begin
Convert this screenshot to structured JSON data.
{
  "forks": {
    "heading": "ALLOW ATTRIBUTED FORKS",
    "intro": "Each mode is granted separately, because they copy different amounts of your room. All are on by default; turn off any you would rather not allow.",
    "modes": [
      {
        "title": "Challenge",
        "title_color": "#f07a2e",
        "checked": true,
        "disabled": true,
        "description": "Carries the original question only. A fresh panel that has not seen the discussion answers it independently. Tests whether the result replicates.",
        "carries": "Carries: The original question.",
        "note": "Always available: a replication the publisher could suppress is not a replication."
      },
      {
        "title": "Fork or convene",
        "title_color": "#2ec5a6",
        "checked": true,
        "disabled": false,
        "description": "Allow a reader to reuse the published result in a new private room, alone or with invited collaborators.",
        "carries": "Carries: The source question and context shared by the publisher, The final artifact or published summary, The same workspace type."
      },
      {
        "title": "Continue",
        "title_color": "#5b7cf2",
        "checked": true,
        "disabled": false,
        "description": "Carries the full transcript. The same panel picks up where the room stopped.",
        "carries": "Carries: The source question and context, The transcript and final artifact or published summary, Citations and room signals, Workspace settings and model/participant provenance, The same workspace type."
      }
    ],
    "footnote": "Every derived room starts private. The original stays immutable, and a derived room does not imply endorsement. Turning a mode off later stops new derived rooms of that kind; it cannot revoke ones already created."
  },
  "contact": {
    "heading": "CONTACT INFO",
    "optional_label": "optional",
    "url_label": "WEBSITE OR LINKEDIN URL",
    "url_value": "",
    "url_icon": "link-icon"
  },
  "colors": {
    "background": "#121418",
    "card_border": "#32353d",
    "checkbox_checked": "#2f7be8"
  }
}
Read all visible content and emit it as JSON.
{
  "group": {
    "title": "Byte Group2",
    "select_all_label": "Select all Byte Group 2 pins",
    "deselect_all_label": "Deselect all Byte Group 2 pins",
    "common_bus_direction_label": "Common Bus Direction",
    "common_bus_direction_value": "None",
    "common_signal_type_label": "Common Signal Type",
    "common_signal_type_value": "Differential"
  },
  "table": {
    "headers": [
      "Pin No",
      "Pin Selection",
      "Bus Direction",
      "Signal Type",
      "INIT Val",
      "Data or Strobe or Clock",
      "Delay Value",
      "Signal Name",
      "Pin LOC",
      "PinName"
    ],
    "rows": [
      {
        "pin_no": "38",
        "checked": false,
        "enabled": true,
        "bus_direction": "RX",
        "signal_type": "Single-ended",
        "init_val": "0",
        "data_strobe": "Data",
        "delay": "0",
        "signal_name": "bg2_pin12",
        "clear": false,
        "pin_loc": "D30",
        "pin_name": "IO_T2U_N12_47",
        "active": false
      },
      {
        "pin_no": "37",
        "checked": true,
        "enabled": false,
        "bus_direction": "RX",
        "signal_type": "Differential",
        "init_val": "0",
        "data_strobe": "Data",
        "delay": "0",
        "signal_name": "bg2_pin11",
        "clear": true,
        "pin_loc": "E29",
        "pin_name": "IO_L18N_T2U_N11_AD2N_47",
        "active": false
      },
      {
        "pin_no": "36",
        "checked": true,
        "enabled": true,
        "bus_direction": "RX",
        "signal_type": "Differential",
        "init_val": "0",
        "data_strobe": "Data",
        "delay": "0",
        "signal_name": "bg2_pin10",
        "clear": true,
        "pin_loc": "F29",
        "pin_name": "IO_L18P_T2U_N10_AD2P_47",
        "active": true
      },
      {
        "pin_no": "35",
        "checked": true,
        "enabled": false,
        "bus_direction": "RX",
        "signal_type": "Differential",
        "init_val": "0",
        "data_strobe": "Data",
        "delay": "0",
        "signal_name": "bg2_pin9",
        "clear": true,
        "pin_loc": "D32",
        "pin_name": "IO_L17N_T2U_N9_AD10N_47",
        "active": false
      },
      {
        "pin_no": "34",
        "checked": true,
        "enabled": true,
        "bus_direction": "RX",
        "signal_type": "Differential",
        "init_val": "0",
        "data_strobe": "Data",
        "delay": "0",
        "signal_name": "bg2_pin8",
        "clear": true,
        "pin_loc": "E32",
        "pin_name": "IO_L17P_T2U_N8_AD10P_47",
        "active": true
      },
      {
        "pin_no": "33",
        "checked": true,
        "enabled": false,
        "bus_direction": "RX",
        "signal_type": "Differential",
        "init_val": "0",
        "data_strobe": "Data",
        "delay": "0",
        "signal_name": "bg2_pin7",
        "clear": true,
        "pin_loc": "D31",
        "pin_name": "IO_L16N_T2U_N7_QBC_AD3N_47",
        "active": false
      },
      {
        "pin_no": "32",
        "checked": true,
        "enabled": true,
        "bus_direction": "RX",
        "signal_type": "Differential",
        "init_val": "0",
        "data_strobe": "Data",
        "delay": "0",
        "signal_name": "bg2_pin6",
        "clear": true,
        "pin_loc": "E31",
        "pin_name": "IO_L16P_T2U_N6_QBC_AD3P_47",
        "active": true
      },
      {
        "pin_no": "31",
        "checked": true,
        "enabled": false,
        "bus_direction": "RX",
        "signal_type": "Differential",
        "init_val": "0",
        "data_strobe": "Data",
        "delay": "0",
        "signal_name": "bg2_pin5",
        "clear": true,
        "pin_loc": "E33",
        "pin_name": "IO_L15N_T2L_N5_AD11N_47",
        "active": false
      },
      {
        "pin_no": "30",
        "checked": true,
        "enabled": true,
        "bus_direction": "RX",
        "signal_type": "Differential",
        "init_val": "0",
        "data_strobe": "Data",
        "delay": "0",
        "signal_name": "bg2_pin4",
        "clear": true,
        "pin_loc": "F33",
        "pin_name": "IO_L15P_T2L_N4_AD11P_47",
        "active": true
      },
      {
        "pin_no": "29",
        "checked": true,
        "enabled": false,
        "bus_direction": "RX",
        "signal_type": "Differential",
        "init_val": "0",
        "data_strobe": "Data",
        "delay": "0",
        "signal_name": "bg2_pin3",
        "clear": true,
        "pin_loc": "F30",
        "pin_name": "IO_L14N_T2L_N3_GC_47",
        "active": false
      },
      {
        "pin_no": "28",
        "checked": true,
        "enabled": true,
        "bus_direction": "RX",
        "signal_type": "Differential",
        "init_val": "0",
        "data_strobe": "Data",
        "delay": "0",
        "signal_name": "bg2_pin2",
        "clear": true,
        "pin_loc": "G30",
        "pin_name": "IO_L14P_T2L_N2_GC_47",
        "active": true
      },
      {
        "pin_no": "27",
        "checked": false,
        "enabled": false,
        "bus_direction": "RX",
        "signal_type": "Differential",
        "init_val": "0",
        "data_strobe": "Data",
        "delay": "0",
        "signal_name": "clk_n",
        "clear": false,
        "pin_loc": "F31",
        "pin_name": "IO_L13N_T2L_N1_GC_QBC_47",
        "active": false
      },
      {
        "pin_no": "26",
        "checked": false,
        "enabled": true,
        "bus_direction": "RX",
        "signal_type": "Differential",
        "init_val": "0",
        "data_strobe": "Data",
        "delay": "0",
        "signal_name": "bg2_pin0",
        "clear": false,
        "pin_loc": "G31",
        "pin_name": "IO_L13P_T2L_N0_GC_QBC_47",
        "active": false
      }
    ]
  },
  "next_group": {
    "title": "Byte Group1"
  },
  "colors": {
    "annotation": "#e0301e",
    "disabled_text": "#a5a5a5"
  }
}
end
Faithfully copy every entry, leaving nothing out.

Convert this screenshot to structured JSON data.
{
  "forks": {
    "heading": "ALLOW ATTRIBUTED FORKS",
    "intro": "Each mode is granted separately, because they copy different amounts of your room. All are on by default; turn off any you would rather not allow.",
    "modes": [
      {
        "title": "Challenge",
        "title_color": "#f07a2e",
        "checked": true,
        "disabled": true,
        "description": "Carries the original question only. A fresh panel that has not seen the discussion answers it independently. Tests whether the result replicates.",
        "carries": "Carries: The original question.",
        "note": "Always available: a replication the publisher could suppress is not a replication."
      },
      {
        "title": "Fork or convene",
        "title_color": "#2ec5a6",
        "checked": true,
        "disabled": false,
        "description": "Allow a reader to reuse the published result in a new private room, alone or with invited collaborators.",
        "carries": "Carries: The source question and context shared by the publisher, The final artifact or published summary, The same workspace type."
      },
      {
        "title": "Continue",
        "title_color": "#5b7cf2",
        "checked": true,
        "disabled": false,
        "description": "Carries the full transcript. The same panel picks up where the room stopped.",
        "carries": "Carries: The source question and context, The transcript and final artifact or published summary, Citations and room signals, Workspace settings and model/participant provenance, The same workspace type."
      }
    ],
    "footnote": "Every derived room starts private. The original stays immutable, and a derived room does not imply endorsement. Turning a mode off later stops new derived rooms of that kind; it cannot revoke ones already created."
  },
  "contact": {
    "heading": "CONTACT INFO",
    "optional_label": "optional",
    "url_label": "WEBSITE OR LINKEDIN URL",
    "url_value": "",
    "url_icon": "link-icon"
  },
  "colors": {
    "background": "#121418",
    "card_border": "#32353d",
    "checkbox_checked": "#2f7be8"
  }
}
Read all visible content and emit it as JSON.
{
  "group": {
    "title": "Byte Group2",
    "select_all_label": "Select all Byte Group 2 pins",
    "deselect_all_label": "Deselect all Byte Group 2 pins",
    "common_bus_direction_label": "Common Bus Direction",
    "common_bus_direction_value": "None",
    "common_signal_type_label": "Common Signal Type",
    "common_signal_type_value": "Differential"
  },
  "table": {
    "headers": [
      "Pin No",
      "Pin Selection",
      "Bus Direction",
      "Signal Type",
      "INIT Val",
      "Data or Strobe or Clock",
      "Delay Value",
      "Signal Name",
      "Pin LOC",
      "PinName"
    ],
    "rows": [
      {
        "pin_no": "38",
        "checked": false,
        "enabled": true,
        "bus_direction": "RX",
        "signal_type": "Single-ended",
        "init_val": "0",
        "data_strobe": "Data",
        "delay": "0",
        "signal_name": "bg2_pin12",
        "clear": false,
        "pin_loc": "D30",
        "pin_name": "IO_T2U_N12_47",
        "active": false
      },
      {
        "pin_no": "37",
        "checked": true,
        "enabled": false,
        "bus_direction": "RX",
        "signal_type": "Differential",
        "init_val": "0",
        "data_strobe": "Data",
        "delay": "0",
        "signal_name": "bg2_pin11",
        "clear": true,
        "pin_loc": "E29",
        "pin_name": "IO_L18N_T2U_N11_AD2N_47",
        "active": false
      },
      {
        "pin_no": "36",
        "checked": true,
        "enabled": true,
        "bus_direction": "RX",
        "signal_type": "Differential",
        "init_val": "0",
        "data_strobe": "Data",
        "delay": "0",
        "signal_name": "bg2_pin10",
        "clear": true,
        "pin_loc": "F29",
        "pin_name": "IO_L18P_T2U_N10_AD2P_47",
        "active": true
      },
      {
        "pin_no": "35",
        "checked": true,
        "enabled": false,
        "bus_direction": "RX",
        "signal_type": "Differential",
        "init_val": "0",
        "data_strobe": "Data",
        "delay": "0",
        "signal_name": "bg2_pin9",
        "clear": true,
        "pin_loc": "D32",
        "pin_name": "IO_L17N_T2U_N9_AD10N_47",
        "active": false
      },
      {
        "pin_no": "34",
        "checked": true,
        "enabled": true,
        "bus_direction": "RX",
        "signal_type": "Differential",
        "init_val": "0",
        "data_strobe": "Data",
        "delay": "0",
        "signal_name": "bg2_pin8",
        "clear": true,
        "pin_loc": "E32",
        "pin_name": "IO_L17P_T2U_N8_AD10P_47",
        "active": true
      },
      {
        "pin_no": "33",
        "checked": true,
        "enabled": false,
        "bus_direction": "RX",
        "signal_type": "Differential",
        "init_val": "0",
        "data_strobe": "Data",
        "delay": "0",
        "signal_name": "bg2_pin7",
        "clear": true,
        "pin_loc": "D31",
        "pin_name": "IO_L16N_T2U_N7_QBC_AD3N_47",
        "active": false
      },
      {
        "pin_no": "32",
        "checked": true,
        "enabled": true,
        "bus_direction": "RX",
        "signal_type": "Differential",
        "init_val": "0",
        "data_strobe": "Data",
        "delay": "0",
        "signal_name": "bg2_pin6",
        "clear": true,
        "pin_loc": "E31",
        "pin_name": "IO_L16P_T2U_N6_QBC_AD3P_47",
        "active": true
      },
      {
        "pin_no": "31",
        "checked": true,
        "enabled": false,
        "bus_direction": "RX",
        "signal_type": "Differential",
        "init_val": "0",
        "data_strobe": "Data",
        "delay": "0",
        "signal_name": "bg2_pin5",
        "clear": true,
        "pin_loc": "E33",
        "pin_name": "IO_L15N_T2L_N5_AD11N_47",
        "active": false
      },
      {
        "pin_no": "30",
        "checked": true,
        "enabled": true,
        "bus_direction": "RX",
        "signal_type": "Differential",
        "init_val": "0",
        "data_strobe": "Data",
        "delay": "0",
        "signal_name": "bg2_pin4",
        "clear": true,
        "pin_loc": "F33",
        "pin_name": "IO_L15P_T2L_N4_AD11P_47",
        "active": true
      },
      {
        "pin_no": "29",
        "checked": true,
        "enabled": false,
        "bus_direction": "RX",
        "signal_type": "Differential",
        "init_val": "0",
        "data_strobe": "Data",
        "delay": "0",
        "signal_name": "bg2_pin3",
        "clear": true,
        "pin_loc": "F30",
        "pin_name": "IO_L14N_T2L_N3_GC_47",
        "active": false
      },
      {
        "pin_no": "28",
        "checked": true,
        "enabled": true,
        "bus_direction": "RX",
        "signal_type": "Differential",
        "init_val": "0",
        "data_strobe": "Data",
        "delay": "0",
        "signal_name": "bg2_pin2",
        "clear": true,
        "pin_loc": "G30",
        "pin_name": "IO_L14P_T2L_N2_GC_47",
        "active": true
      },
      {
        "pin_no": "27",
        "checked": false,
        "enabled": false,
        "bus_direction": "RX",
        "signal_type": "Differential",
        "init_val": "0",
        "data_strobe": "Data",
        "delay": "0",
        "signal_name": "clk_n",
        "clear": false,
        "pin_loc": "F31",
        "pin_name": "IO_L13N_T2L_N1_GC_QBC_47",
        "active": false
      },
      {
        "pin_no": "26",
        "checked": false,
        "enabled": true,
        "bus_direction": "RX",
        "signal_type": "Differential",
        "init_val": "0",
        "data_strobe": "Data",
        "delay": "0",
        "signal_name": "bg2_pin0",
        "clear": false,
        "pin_loc": "G31",
        "pin_name": "IO_L13P_T2L_N0_GC_QBC_47",
        "active": false
      }
    ]
  },
  "next_group": {
    "title": "Byte Group1"
  },
  "colors": {
    "annotation": "#e0301e",
    "disabled_text": "#a5a5a5"
  }
}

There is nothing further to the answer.